Data to use Start Marker

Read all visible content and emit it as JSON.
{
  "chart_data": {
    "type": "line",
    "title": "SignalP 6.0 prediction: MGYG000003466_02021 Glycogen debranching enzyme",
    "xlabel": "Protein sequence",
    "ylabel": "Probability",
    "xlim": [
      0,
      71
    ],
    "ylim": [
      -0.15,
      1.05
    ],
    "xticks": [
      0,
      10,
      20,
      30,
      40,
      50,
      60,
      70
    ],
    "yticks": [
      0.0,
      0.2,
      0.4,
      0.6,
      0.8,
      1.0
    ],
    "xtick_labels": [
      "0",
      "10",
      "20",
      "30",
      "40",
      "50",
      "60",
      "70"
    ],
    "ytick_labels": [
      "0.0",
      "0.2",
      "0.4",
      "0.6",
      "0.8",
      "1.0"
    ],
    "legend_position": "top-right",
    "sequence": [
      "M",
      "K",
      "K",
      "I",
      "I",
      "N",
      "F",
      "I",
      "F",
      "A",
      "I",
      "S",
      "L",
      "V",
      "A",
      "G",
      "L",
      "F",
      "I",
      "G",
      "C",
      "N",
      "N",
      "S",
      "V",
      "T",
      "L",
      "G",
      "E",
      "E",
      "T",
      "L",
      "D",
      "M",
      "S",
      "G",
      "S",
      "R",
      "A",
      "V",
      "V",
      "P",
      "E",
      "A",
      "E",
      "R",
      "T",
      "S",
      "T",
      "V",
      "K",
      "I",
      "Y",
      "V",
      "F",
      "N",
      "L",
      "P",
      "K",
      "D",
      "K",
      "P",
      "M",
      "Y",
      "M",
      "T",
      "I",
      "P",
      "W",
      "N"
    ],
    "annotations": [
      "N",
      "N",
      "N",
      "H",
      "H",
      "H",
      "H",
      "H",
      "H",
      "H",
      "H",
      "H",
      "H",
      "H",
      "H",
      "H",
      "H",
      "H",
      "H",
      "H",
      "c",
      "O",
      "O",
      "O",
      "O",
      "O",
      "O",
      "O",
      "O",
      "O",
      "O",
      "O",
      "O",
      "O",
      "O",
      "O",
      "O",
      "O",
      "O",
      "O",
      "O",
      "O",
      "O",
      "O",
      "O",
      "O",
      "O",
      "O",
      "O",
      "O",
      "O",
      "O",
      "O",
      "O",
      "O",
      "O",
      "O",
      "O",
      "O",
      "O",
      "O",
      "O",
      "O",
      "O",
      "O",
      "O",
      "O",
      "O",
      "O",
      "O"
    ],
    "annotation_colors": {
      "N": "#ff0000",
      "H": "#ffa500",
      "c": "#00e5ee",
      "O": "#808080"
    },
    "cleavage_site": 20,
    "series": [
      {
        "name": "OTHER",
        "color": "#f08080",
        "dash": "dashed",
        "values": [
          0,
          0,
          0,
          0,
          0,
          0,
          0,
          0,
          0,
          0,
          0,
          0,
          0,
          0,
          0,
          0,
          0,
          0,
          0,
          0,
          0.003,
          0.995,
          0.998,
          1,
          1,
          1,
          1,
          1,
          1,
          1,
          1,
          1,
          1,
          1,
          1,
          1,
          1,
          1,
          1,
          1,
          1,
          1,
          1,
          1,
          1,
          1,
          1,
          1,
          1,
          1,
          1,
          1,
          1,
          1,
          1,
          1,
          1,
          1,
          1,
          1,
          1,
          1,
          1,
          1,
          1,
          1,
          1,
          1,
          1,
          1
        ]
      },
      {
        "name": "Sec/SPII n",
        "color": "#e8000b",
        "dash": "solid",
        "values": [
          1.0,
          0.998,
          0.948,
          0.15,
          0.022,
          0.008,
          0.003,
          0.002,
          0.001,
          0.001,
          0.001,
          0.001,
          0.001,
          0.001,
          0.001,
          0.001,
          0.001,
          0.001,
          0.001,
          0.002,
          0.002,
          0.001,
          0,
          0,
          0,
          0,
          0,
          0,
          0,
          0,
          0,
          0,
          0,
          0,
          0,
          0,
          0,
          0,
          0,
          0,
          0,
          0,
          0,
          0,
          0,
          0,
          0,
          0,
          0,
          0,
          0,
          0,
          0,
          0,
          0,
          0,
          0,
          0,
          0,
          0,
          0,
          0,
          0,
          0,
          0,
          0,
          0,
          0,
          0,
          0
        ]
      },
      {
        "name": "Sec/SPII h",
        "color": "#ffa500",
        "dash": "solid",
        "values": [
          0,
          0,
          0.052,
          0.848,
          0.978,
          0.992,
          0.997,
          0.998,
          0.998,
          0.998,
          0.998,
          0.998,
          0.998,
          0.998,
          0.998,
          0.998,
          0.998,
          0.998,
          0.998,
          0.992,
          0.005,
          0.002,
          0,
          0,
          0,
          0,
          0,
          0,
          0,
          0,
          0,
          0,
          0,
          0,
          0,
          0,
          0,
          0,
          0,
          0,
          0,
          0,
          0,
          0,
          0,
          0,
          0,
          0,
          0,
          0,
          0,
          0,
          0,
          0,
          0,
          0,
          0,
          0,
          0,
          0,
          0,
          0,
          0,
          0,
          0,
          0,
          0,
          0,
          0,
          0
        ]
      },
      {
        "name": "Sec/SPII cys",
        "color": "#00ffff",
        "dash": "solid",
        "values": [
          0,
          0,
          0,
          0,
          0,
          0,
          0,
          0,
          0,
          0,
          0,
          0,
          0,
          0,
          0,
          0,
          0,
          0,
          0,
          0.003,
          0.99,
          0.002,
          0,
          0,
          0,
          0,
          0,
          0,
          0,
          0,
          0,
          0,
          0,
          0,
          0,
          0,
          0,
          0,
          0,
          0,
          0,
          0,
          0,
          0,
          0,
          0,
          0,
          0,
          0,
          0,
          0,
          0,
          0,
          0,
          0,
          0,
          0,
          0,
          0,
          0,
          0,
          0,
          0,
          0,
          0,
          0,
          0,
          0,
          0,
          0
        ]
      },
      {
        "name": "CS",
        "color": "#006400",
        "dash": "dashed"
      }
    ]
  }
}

Data to use End Marker
Data to use Start Marker

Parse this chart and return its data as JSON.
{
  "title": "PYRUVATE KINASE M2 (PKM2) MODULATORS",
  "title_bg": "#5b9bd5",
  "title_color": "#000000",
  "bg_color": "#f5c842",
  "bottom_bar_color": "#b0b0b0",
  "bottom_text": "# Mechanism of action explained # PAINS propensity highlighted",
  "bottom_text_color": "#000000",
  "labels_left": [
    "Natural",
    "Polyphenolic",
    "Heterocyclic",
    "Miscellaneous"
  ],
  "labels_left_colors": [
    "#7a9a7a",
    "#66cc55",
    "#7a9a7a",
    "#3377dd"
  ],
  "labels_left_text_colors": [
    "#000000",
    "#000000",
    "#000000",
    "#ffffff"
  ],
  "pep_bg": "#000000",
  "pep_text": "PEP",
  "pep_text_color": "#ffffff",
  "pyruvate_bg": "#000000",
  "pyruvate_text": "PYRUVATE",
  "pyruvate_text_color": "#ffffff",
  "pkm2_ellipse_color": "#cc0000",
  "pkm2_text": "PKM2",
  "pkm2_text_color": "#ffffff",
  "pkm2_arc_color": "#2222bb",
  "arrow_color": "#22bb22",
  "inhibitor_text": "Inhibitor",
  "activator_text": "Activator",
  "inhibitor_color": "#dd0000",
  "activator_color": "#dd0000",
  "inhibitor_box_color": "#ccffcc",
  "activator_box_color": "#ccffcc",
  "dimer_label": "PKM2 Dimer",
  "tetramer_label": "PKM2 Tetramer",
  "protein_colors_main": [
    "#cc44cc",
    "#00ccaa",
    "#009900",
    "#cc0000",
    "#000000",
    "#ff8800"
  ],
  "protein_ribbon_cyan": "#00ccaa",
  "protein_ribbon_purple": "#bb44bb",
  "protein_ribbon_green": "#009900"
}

Data to use End Marker

- Task item
Pick out every line above that contains the word "ccffcc" and copy it.

- Solution
  "inhibitor_box_color": "#ccffcc",
  "activator_box_color": "#ccffcc",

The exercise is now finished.